## Aim
The records that follow must be repeated verbatim, every one of them.

(Raw records)
——
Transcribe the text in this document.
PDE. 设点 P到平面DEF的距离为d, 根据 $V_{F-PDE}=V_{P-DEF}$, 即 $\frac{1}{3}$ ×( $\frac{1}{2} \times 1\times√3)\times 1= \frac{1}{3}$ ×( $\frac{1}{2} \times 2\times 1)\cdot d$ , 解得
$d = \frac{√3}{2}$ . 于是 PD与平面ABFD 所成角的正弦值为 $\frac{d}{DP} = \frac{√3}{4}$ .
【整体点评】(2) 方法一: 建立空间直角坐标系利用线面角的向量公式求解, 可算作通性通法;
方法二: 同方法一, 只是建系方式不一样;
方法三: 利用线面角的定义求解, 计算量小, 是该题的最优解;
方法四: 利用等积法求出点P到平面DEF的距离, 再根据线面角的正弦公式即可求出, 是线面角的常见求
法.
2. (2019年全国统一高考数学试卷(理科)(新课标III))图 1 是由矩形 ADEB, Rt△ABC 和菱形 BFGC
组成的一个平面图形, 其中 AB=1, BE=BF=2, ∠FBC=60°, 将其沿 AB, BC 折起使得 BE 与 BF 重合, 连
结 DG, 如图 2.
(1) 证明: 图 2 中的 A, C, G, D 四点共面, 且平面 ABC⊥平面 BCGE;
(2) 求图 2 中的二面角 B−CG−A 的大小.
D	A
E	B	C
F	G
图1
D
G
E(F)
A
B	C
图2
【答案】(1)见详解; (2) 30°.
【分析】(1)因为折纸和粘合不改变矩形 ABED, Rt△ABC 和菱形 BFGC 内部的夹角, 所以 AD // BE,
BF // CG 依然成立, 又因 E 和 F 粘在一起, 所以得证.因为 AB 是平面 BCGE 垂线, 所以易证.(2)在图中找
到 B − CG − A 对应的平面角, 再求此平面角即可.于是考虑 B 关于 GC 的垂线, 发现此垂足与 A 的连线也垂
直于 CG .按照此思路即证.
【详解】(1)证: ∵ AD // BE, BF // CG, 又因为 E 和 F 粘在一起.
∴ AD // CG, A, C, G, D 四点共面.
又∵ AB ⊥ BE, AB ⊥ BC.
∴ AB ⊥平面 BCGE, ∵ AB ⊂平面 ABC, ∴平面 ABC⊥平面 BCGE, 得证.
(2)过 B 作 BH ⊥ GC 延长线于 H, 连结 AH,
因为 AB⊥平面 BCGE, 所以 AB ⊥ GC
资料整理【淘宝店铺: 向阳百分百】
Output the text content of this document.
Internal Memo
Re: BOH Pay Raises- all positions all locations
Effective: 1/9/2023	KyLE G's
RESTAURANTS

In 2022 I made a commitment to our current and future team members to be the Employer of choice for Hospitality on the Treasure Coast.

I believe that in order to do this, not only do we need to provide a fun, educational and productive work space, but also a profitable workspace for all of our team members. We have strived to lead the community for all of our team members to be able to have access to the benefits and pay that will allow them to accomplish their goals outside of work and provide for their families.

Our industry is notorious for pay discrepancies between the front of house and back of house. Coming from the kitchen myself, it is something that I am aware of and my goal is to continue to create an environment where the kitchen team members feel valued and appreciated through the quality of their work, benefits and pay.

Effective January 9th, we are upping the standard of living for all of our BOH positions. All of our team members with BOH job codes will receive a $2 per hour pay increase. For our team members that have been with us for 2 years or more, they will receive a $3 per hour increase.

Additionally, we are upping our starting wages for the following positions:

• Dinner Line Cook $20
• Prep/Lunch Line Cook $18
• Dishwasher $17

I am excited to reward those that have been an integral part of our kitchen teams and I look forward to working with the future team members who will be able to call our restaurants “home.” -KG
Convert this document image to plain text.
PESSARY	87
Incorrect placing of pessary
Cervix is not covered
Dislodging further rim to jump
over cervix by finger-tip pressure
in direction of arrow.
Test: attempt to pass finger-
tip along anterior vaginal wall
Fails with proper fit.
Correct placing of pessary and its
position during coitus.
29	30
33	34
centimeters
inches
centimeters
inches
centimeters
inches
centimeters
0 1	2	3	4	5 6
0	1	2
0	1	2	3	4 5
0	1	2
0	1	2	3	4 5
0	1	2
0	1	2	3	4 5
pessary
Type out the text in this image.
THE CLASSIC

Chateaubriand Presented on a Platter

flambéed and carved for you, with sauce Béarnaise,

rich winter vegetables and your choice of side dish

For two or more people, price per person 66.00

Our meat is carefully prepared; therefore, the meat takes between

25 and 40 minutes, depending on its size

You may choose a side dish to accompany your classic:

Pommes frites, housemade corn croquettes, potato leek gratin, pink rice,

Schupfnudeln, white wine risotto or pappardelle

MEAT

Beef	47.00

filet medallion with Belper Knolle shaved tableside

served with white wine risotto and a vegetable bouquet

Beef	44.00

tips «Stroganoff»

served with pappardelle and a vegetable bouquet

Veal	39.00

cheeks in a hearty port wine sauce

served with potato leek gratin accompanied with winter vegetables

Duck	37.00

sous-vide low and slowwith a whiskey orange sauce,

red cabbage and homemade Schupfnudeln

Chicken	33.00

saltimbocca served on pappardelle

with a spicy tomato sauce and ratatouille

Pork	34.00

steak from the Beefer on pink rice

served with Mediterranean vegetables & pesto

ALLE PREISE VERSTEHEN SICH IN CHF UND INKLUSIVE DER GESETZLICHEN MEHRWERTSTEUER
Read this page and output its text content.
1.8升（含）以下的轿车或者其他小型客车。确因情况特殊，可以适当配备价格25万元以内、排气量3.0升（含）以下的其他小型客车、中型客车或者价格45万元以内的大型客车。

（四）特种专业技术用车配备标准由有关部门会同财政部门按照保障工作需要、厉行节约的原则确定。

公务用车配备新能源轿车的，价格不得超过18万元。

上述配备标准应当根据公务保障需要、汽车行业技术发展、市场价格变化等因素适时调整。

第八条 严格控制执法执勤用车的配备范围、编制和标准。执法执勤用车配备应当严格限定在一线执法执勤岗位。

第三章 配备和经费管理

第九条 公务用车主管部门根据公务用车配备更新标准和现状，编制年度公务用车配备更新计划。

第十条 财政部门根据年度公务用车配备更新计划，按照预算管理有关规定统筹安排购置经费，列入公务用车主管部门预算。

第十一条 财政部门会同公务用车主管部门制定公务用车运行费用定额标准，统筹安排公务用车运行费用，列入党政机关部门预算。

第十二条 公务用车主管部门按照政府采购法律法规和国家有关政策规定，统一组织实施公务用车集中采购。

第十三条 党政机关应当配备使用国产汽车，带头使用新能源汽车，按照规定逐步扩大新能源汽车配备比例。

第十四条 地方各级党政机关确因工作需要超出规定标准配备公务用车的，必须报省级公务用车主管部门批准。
——
## Expected answer
Transcribe the text in this document.
PDE. 设点 P到平面DEF的距离为d, 根据 $V_{F-PDE}=V_{P-DEF}$, 即 $\frac{1}{3}$ ×( $\frac{1}{2} \times 1\times√3)\times 1= \frac{1}{3}$ ×( $\frac{1}{2} \times 2\times 1)\cdot d$ , 解得
$d = \frac{√3}{2}$ . 于是 PD与平面ABFD 所成角的正弦值为 $\frac{d}{DP} = \frac{√3}{4}$ .
【整体点评】(2) 方法一: 建立空间直角坐标系利用线面角的向量公式求解, 可算作通性通法;
方法二: 同方法一, 只是建系方式不一样;
方法三: 利用线面角的定义求解, 计算量小, 是该题的最优解;
方法四: 利用等积法求出点P到平面DEF的距离, 再根据线面角的正弦公式即可求出, 是线面角的常见求
法.
2. (2019年全国统一高考数学试卷(理科)(新课标III))图 1 是由矩形 ADEB, Rt△ABC 和菱形 BFGC
组成的一个平面图形, 其中 AB=1, BE=BF=2, ∠FBC=60°, 将其沿 AB, BC 折起使得 BE 与 BF 重合, 连
结 DG, 如图 2.
(1) 证明: 图 2 中的 A, C, G, D 四点共面, 且平面 ABC⊥平面 BCGE;
(2) 求图 2 中的二面角 B−CG−A 的大小.
D	A
E	B	C
F	G
图1
D
G
E(F)
A
B	C
图2
【答案】(1)见详解; (2) 30°.
【分析】(1)因为折纸和粘合不改变矩形 ABED, Rt△ABC 和菱形 BFGC 内部的夹角, 所以 AD // BE,
BF // CG 依然成立, 又因 E 和 F 粘在一起, 所以得证.因为 AB 是平面 BCGE 垂线, 所以易证.(2)在图中找
到 B − CG − A 对应的平面角, 再求此平面角即可.于是考虑 B 关于 GC 的垂线, 发现此垂足与 A 的连线也垂
直于 CG .按照此思路即证.
【详解】(1)证: ∵ AD // BE, BF // CG, 又因为 E 和 F 粘在一起.
∴ AD // CG, A, C, G, D 四点共面.
又∵ AB ⊥ BE, AB ⊥ BC.
∴ AB ⊥平面 BCGE, ∵ AB ⊂平面 ABC, ∴平面 ABC⊥平面 BCGE, 得证.
(2)过 B 作 BH ⊥ GC 延长线于 H, 连结 AH,
因为 AB⊥平面 BCGE, 所以 AB ⊥ GC
资料整理【淘宝店铺: 向阳百分百】
Output the text content of this document.
Internal Memo
Re: BOH Pay Raises- all positions all locations
Effective: 1/9/2023	KyLE G's
RESTAURANTS

In 2022 I made a commitment to our current and future team members to be the Employer of choice for Hospitality on the Treasure Coast.

I believe that in order to do this, not only do we need to provide a fun, educational and productive work space, but also a profitable workspace for all of our team members. We have strived to lead the community for all of our team members to be able to have access to the benefits and pay that will allow them to accomplish their goals outside of work and provide for their families.

Our industry is notorious for pay discrepancies between the front of house and back of house. Coming from the kitchen myself, it is something that I am aware of and my goal is to continue to create an environment where the kitchen team members feel valued and appreciated through the quality of their work, benefits and pay.

Effective January 9th, we are upping the standard of living for all of our BOH positions. All of our team members with BOH job codes will receive a $2 per hour pay increase. For our team members that have been with us for 2 years or more, they will receive a $3 per hour increase.

Additionally, we are upping our starting wages for the following positions:

• Dinner Line Cook $20
• Prep/Lunch Line Cook $18
• Dishwasher $17

I am excited to reward those that have been an integral part of our kitchen teams and I look forward to working with the future team members who will be able to call our restaurants “home.” -KG
Convert this document image to plain text.
PESSARY	87
Incorrect placing of pessary
Cervix is not covered
Dislodging further rim to jump
over cervix by finger-tip pressure
in direction of arrow.
Test: attempt to pass finger-
tip along anterior vaginal wall
Fails with proper fit.
Correct placing of pessary and its
position during coitus.
29	30
33	34
centimeters
inches
centimeters
inches
centimeters
inches
centimeters
0 1	2	3	4	5 6
0	1	2
0	1	2	3	4 5
0	1	2
0	1	2	3	4 5
0	1	2
0	1	2	3	4 5
pessary
Type out the text in this image.
THE CLASSIC

Chateaubriand Presented on a Platter

flambéed and carved for you, with sauce Béarnaise,

rich winter vegetables and your choice of side dish

For two or more people, price per person 66.00

Our meat is carefully prepared; therefore, the meat takes between

25 and 40 minutes, depending on its size

You may choose a side dish to accompany your classic:

Pommes frites, housemade corn croquettes, potato leek gratin, pink rice,

Schupfnudeln, white wine risotto or pappardelle

MEAT

Beef	47.00

filet medallion with Belper Knolle shaved tableside

served with white wine risotto and a vegetable bouquet

Beef	44.00

tips «Stroganoff»

served with pappardelle and a vegetable bouquet

Veal	39.00

cheeks in a hearty port wine sauce

served with potato leek gratin accompanied with winter vegetables

Duck	37.00

sous-vide low and slowwith a whiskey orange sauce,

red cabbage and homemade Schupfnudeln

Chicken	33.00

saltimbocca served on pappardelle

with a spicy tomato sauce and ratatouille

Pork	34.00

steak from the Beefer on pink rice

served with Mediterranean vegetables & pesto

ALLE PREISE VERSTEHEN SICH IN CHF UND INKLUSIVE DER GESETZLICHEN MEHRWERTSTEUER
Read this page and output its text content.
1.8升（含）以下的轿车或者其他小型客车。确因情况特殊，可以适当配备价格25万元以内、排气量3.0升（含）以下的其他小型客车、中型客车或者价格45万元以内的大型客车。

（四）特种专业技术用车配备标准由有关部门会同财政部门按照保障工作需要、厉行节约的原则确定。

公务用车配备新能源轿车的，价格不得超过18万元。

上述配备标准应当根据公务保障需要、汽车行业技术发展、市场价格变化等因素适时调整。

第八条 严格控制执法执勤用车的配备范围、编制和标准。执法执勤用车配备应当严格限定在一线执法执勤岗位。

第三章 配备和经费管理

第九条 公务用车主管部门根据公务用车配备更新标准和现状，编制年度公务用车配备更新计划。

第十条 财政部门根据年度公务用车配备更新计划，按照预算管理有关规定统筹安排购置经费，列入公务用车主管部门预算。

第十一条 财政部门会同公务用车主管部门制定公务用车运行费用定额标准，统筹安排公务用车运行费用，列入党政机关部门预算。

第十二条 公务用车主管部门按照政府采购法律法规和国家有关政策规定，统一组织实施公务用车集中采购。

第十三条 党政机关应当配备使用国产汽车，带头使用新能源汽车，按照规定逐步扩大新能源汽车配备比例。

第十四条 地方各级党政机关确因工作需要超出规定标准配备公务用车的，必须报省级公务用车主管部门批准。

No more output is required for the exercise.